*Work required*
Each line in the entries below that holds the string "Date" is to be listed.

*Data in this exercise*

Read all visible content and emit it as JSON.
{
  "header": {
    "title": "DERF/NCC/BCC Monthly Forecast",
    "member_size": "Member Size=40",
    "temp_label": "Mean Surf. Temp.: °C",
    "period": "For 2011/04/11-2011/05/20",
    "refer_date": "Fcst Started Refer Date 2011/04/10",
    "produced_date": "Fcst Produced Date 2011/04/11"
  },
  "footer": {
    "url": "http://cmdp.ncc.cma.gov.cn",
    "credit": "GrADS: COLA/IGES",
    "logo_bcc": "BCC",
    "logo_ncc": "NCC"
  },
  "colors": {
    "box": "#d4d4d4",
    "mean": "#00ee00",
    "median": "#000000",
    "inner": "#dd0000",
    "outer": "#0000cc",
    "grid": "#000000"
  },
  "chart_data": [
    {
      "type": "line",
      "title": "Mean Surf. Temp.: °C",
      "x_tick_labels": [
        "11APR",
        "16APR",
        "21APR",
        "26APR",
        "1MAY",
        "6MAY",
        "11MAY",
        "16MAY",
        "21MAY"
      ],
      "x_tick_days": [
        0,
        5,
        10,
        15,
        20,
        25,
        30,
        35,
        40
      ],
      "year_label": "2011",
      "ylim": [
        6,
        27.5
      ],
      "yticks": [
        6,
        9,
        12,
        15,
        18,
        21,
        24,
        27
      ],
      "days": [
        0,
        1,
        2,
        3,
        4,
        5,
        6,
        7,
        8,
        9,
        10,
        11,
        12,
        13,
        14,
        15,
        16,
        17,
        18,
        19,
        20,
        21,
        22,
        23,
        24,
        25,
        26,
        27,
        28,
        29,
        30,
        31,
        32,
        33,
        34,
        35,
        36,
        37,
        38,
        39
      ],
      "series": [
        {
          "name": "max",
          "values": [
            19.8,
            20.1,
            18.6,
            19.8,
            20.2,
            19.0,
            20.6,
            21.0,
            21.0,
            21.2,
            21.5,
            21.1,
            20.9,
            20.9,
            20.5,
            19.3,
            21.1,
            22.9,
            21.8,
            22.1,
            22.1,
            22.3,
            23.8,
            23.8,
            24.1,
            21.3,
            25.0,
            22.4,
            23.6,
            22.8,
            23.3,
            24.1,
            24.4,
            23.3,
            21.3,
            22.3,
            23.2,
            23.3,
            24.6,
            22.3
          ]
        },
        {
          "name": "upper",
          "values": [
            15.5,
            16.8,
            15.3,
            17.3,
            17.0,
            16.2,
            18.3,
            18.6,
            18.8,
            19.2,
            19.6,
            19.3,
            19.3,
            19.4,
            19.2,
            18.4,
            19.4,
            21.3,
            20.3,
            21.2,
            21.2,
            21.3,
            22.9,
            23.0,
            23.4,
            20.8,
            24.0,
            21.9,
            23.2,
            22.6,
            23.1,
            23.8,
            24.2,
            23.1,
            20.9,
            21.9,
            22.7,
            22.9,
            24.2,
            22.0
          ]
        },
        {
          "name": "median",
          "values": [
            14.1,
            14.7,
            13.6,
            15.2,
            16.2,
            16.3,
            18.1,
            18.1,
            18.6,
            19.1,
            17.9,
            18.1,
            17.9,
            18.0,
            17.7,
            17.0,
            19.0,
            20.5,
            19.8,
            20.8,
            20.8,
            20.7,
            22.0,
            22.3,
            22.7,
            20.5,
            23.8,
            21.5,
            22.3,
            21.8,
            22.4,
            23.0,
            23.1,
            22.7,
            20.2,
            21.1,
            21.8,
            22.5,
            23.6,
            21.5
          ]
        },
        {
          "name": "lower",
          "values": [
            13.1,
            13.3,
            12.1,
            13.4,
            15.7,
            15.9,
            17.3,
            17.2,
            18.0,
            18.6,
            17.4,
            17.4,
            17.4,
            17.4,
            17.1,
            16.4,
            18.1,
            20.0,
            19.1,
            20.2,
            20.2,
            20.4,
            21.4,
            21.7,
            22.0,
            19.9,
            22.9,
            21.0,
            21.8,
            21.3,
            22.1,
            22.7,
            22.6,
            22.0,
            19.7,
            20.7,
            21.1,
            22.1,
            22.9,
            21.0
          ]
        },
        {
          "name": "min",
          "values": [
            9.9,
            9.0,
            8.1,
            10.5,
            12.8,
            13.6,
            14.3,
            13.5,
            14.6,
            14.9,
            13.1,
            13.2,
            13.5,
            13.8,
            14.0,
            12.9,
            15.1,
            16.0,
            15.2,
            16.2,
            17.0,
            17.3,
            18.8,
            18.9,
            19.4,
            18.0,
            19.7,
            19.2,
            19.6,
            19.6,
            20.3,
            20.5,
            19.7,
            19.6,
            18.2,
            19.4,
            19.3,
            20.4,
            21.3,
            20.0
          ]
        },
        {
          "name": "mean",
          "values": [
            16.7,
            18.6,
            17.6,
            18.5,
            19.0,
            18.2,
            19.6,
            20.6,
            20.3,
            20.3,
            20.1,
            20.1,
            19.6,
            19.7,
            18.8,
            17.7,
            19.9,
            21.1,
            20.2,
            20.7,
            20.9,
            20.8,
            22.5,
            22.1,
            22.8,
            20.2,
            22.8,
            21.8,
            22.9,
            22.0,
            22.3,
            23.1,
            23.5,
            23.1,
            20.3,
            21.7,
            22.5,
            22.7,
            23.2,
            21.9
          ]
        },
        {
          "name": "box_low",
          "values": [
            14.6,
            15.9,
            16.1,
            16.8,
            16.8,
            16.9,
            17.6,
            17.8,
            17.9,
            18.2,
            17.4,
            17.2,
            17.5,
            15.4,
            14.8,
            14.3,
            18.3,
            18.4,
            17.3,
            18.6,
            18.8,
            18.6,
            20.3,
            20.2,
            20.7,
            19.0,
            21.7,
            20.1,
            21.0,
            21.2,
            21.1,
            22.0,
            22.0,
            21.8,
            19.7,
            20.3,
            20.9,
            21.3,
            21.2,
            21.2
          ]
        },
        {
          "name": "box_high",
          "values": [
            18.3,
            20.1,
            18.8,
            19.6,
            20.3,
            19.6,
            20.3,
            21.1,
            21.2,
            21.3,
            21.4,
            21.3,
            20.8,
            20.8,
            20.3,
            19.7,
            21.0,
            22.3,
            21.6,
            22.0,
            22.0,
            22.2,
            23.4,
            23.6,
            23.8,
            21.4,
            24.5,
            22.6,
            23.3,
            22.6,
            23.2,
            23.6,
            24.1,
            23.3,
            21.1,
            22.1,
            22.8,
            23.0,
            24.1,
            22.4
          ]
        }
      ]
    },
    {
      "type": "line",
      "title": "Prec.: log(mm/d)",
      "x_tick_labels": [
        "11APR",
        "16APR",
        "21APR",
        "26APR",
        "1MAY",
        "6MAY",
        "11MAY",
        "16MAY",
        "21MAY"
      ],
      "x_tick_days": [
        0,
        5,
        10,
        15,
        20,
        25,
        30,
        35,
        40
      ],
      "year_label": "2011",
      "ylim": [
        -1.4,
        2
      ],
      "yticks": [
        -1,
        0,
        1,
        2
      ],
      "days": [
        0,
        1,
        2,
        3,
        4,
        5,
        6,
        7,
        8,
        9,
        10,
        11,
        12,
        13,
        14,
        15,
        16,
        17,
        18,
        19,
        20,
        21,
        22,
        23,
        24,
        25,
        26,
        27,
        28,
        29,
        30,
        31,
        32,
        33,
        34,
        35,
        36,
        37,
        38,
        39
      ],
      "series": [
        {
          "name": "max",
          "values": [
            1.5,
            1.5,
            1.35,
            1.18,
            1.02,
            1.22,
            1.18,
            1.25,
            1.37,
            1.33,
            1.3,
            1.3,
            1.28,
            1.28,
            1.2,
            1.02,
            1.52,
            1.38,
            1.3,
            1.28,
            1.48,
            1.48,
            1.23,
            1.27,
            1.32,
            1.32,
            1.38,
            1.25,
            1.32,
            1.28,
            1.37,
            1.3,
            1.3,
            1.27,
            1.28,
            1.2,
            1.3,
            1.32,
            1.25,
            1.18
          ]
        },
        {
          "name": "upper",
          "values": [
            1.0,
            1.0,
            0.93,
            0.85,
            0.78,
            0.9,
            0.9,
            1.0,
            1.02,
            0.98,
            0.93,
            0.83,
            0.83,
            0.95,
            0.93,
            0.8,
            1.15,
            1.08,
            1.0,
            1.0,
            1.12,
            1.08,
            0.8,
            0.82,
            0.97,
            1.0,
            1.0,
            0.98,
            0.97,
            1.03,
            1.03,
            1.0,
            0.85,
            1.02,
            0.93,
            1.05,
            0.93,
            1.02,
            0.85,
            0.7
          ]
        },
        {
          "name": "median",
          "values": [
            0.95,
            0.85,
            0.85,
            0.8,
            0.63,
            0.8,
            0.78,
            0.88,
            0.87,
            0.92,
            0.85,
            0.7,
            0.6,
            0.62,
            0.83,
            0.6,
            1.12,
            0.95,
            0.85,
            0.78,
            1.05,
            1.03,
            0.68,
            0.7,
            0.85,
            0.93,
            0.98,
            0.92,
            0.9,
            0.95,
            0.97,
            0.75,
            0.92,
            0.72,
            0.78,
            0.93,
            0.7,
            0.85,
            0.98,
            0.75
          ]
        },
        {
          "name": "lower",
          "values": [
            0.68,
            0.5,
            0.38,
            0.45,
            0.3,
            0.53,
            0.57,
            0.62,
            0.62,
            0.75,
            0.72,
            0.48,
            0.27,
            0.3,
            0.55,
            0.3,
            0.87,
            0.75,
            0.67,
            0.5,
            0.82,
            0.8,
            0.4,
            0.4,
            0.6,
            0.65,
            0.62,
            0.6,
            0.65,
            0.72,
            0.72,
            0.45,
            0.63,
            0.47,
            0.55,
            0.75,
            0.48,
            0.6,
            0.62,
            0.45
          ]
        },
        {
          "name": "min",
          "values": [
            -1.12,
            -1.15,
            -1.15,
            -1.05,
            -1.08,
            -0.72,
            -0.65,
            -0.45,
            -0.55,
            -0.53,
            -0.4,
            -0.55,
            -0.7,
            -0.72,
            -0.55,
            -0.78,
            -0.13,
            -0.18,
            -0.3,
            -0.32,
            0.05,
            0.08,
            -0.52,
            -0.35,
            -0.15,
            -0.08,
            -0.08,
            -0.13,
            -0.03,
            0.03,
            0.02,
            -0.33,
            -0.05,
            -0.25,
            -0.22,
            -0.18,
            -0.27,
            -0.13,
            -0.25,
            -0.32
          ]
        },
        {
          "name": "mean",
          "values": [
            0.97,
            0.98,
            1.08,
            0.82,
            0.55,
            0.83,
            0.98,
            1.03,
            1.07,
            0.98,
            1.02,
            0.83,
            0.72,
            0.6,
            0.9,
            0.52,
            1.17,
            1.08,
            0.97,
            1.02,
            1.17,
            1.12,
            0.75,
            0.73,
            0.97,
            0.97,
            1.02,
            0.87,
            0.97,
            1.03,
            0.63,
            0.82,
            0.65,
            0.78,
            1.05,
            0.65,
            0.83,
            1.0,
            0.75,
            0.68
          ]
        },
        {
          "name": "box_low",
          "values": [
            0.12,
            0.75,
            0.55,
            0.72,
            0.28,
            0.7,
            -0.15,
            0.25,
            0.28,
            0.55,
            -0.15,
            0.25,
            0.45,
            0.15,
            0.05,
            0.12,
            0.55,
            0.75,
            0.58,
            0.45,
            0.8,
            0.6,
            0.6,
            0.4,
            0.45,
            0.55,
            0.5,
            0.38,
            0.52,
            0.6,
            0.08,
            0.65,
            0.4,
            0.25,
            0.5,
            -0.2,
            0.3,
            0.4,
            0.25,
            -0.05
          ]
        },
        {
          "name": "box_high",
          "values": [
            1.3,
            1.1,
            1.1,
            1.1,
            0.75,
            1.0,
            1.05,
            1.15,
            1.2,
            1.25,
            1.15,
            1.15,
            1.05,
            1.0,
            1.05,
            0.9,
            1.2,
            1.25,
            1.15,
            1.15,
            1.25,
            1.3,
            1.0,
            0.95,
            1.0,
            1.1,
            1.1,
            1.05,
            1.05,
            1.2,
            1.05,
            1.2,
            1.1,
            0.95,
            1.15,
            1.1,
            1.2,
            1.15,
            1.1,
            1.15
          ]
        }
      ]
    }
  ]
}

*Response to this exercise*
    "refer_date": "Fcst Started Refer Date 2011/04/10",
    "produced_date": "Fcst Produced Date 2011/04/11"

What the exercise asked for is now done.